> **DESCRIPTION OF THE TASK**: Look for the string "trình" in every line, and copy each line that has it.

> **DATASET EXTRACT**:
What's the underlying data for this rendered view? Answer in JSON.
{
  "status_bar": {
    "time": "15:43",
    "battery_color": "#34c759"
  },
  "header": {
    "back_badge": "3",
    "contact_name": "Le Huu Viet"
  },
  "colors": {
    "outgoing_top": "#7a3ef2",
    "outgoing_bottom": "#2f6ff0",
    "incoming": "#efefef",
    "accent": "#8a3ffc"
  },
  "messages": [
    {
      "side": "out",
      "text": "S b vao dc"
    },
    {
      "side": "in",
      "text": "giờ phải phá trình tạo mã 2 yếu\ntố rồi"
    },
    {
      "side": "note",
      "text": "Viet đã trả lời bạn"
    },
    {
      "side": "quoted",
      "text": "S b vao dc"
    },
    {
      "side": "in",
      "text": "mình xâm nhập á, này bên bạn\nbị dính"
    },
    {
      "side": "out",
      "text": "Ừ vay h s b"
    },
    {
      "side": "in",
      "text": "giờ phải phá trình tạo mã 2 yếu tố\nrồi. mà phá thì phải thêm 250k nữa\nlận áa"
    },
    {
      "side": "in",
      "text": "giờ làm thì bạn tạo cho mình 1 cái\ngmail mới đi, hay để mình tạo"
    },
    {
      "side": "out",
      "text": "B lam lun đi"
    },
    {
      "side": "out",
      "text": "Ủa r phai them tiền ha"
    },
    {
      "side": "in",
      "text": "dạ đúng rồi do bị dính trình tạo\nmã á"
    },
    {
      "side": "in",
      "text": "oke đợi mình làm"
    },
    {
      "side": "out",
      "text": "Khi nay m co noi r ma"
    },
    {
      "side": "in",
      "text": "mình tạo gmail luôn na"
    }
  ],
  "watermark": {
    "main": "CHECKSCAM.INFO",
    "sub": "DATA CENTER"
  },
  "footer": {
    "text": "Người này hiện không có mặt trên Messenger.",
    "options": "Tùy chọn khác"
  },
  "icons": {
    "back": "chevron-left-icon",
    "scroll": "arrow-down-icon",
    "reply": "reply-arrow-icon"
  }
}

> **SOLUTION FOR THIS TASK**:
      "text": "giờ phải phá trình tạo mã 2 yếu\ntố rồi"
      "text": "giờ phải phá trình tạo mã 2 yếu tố\nrồi. mà phá thì phải thêm 250k nữa\nlận áa"
      "text": "dạ đúng rồi do bị dính trình tạo\nmã á"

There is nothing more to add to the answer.